Prompt: Extract the full set of records, then give each one again exactly.
****************************************
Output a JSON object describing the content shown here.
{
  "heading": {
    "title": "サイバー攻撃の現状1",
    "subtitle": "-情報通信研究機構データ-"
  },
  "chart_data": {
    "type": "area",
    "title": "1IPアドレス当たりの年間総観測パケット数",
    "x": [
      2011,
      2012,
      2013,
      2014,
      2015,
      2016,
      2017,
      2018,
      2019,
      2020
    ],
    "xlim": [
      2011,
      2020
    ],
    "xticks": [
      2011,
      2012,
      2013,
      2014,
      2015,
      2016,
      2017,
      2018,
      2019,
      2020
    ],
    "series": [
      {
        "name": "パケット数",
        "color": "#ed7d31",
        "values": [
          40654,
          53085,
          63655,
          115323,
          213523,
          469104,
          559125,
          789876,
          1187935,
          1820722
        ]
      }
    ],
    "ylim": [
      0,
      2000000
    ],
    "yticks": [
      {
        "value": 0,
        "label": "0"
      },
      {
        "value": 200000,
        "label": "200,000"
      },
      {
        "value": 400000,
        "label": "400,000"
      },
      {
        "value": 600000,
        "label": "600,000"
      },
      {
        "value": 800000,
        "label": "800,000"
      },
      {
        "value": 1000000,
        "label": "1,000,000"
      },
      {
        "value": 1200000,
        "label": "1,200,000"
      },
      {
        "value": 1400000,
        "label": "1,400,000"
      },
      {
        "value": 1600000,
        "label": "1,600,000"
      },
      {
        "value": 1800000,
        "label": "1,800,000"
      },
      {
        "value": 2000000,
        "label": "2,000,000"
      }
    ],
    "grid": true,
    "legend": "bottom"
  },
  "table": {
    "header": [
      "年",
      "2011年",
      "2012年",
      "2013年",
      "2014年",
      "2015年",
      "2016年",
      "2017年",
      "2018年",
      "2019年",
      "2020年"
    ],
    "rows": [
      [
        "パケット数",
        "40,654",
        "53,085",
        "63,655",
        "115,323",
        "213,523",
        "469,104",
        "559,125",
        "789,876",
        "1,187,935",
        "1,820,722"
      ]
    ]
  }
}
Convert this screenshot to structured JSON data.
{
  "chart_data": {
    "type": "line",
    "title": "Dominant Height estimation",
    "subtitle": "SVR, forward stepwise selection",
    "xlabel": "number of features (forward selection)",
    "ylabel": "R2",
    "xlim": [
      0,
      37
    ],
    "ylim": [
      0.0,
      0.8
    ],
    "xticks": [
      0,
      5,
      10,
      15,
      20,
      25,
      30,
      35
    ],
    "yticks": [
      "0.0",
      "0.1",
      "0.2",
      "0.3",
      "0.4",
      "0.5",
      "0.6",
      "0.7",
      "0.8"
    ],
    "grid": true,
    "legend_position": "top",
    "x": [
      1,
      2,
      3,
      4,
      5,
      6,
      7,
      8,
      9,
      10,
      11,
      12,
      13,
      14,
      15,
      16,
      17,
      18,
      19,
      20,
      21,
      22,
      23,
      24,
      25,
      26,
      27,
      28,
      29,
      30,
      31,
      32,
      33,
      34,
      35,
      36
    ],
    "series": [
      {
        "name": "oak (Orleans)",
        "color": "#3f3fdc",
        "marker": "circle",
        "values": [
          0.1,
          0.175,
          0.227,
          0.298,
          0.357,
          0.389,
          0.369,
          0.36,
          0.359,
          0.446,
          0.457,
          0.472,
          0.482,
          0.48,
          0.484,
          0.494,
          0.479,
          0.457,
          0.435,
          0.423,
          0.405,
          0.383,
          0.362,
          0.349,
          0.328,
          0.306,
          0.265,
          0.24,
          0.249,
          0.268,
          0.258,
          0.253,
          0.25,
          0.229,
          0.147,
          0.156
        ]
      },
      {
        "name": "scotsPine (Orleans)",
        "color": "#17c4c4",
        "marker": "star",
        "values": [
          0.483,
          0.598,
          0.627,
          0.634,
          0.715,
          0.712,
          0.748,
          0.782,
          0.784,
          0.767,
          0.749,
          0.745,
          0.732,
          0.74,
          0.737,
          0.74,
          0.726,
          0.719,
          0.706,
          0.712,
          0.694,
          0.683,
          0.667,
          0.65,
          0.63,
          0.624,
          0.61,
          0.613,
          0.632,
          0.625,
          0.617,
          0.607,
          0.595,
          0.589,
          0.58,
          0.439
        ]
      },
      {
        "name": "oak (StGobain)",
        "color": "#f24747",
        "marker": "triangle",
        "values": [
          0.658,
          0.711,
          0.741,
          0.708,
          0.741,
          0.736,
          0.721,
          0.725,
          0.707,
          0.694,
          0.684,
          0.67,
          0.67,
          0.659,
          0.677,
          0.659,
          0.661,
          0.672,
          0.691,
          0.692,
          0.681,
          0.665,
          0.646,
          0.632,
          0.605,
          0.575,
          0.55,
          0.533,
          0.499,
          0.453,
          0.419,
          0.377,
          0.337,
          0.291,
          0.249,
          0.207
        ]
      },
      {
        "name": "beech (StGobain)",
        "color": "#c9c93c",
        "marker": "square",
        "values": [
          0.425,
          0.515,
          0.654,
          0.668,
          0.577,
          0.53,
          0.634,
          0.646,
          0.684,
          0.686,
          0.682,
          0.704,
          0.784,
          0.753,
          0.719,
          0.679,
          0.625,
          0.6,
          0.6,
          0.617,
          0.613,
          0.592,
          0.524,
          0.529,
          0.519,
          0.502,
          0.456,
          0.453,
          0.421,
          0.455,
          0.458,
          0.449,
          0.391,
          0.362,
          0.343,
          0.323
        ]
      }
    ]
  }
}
****************************************
Problem solution:
Output a JSON object describing the content shown here.
{
  "heading": {
    "title": "サイバー攻撃の現状1",
    "subtitle": "-情報通信研究機構データ-"
  },
  "chart_data": {
    "type": "area",
    "title": "1IPアドレス当たりの年間総観測パケット数",
    "x": [
      2011,
      2012,
      2013,
      2014,
      2015,
      2016,
      2017,
      2018,
      2019,
      2020
    ],
    "xlim": [
      2011,
      2020
    ],
    "xticks": [
      2011,
      2012,
      2013,
      2014,
      2015,
      2016,
      2017,
      2018,
      2019,
      2020
    ],
    "series": [
      {
        "name": "パケット数",
        "color": "#ed7d31",
        "values": [
          40654,
          53085,
          63655,
          115323,
          213523,
          469104,
          559125,
          789876,
          1187935,
          1820722
        ]
      }
    ],
    "ylim": [
      0,
      2000000
    ],
    "yticks": [
      {
        "value": 0,
        "label": "0"
      },
      {
        "value": 200000,
        "label": "200,000"
      },
      {
        "value": 400000,
        "label": "400,000"
      },
      {
        "value": 600000,
        "label": "600,000"
      },
      {
        "value": 800000,
        "label": "800,000"
      },
      {
        "value": 1000000,
        "label": "1,000,000"
      },
      {
        "value": 1200000,
        "label": "1,200,000"
      },
      {
        "value": 1400000,
        "label": "1,400,000"
      },
      {
        "value": 1600000,
        "label": "1,600,000"
      },
      {
        "value": 1800000,
        "label": "1,800,000"
      },
      {
        "value": 2000000,
        "label": "2,000,000"
      }
    ],
    "grid": true,
    "legend": "bottom"
  },
  "table": {
    "header": [
      "年",
      "2011年",
      "2012年",
      "2013年",
      "2014年",
      "2015年",
      "2016年",
      "2017年",
      "2018年",
      "2019年",
      "2020年"
    ],
    "rows": [
      [
        "パケット数",
        "40,654",
        "53,085",
        "63,655",
        "115,323",
        "213,523",
        "469,104",
        "559,125",
        "789,876",
        "1,187,935",
        "1,820,722"
      ]
    ]
  }
}
Convert this screenshot to structured JSON data.
{
  "chart_data": {
    "type": "line",
    "title": "Dominant Height estimation",
    "subtitle": "SVR, forward stepwise selection",
    "xlabel": "number of features (forward selection)",
    "ylabel": "R2",
    "xlim": [
      0,
      37
    ],
    "ylim": [
      0.0,
      0.8
    ],
    "xticks": [
      0,
      5,
      10,
      15,
      20,
      25,
      30,
      35
    ],
    "yticks": [
      "0.0",
      "0.1",
      "0.2",
      "0.3",
      "0.4",
      "0.5",
      "0.6",
      "0.7",
      "0.8"
    ],
    "grid": true,
    "legend_position": "top",
    "x": [
      1,
      2,
      3,
      4,
      5,
      6,
      7,
      8,
      9,
      10,
      11,
      12,
      13,
      14,
      15,
      16,
      17,
      18,
      19,
      20,
      21,
      22,
      23,
      24,
      25,
      26,
      27,
      28,
      29,
      30,
      31,
      32,
      33,
      34,
      35,
      36
    ],
    "series": [
      {
        "name": "oak (Orleans)",
        "color": "#3f3fdc",
        "marker": "circle",
        "values": [
          0.1,
          0.175,
          0.227,
          0.298,
          0.357,
          0.389,
          0.369,
          0.36,
          0.359,
          0.446,
          0.457,
          0.472,
          0.482,
          0.48,
          0.484,
          0.494,
          0.479,
          0.457,
          0.435,
          0.423,
          0.405,
          0.383,
          0.362,
          0.349,
          0.328,
          0.306,
          0.265,
          0.24,
          0.249,
          0.268,
          0.258,
          0.253,
          0.25,
          0.229,
          0.147,
          0.156
        ]
      },
      {
        "name": "scotsPine (Orleans)",
        "color": "#17c4c4",
        "marker": "star",
        "values": [
          0.483,
          0.598,
          0.627,
          0.634,
          0.715,
          0.712,
          0.748,
          0.782,
          0.784,
          0.767,
          0.749,
          0.745,
          0.732,
          0.74,
          0.737,
          0.74,
          0.726,
          0.719,
          0.706,
          0.712,
          0.694,
          0.683,
          0.667,
          0.65,
          0.63,
          0.624,
          0.61,
          0.613,
          0.632,
          0.625,
          0.617,
          0.607,
          0.595,
          0.589,
          0.58,
          0.439
        ]
      },
      {
        "name": "oak (StGobain)",
        "color": "#f24747",
        "marker": "triangle",
        "values": [
          0.658,
          0.711,
          0.741,
          0.708,
          0.741,
          0.736,
          0.721,
          0.725,
          0.707,
          0.694,
          0.684,
          0.67,
          0.67,
          0.659,
          0.677,
          0.659,
          0.661,
          0.672,
          0.691,
          0.692,
          0.681,
          0.665,
          0.646,
          0.632,
          0.605,
          0.575,
          0.55,
          0.533,
          0.499,
          0.453,
          0.419,
          0.377,
          0.337,
          0.291,
          0.249,
          0.207
        ]
      },
      {
        "name": "beech (StGobain)",
        "color": "#c9c93c",
        "marker": "square",
        "values": [
          0.425,
          0.515,
          0.654,
          0.668,
          0.577,
          0.53,
          0.634,
          0.646,
          0.684,
          0.686,
          0.682,
          0.704,
          0.784,
          0.753,
          0.719,
          0.679,
          0.625,
          0.6,
          0.6,
          0.617,
          0.613,
          0.592,
          0.524,
          0.529,
          0.519,
          0.502,
          0.456,
          0.453,
          0.421,
          0.455,
          0.458,
          0.449,
          0.391,
          0.362,
          0.343,
          0.323
        ]
      }
    ]
  }
}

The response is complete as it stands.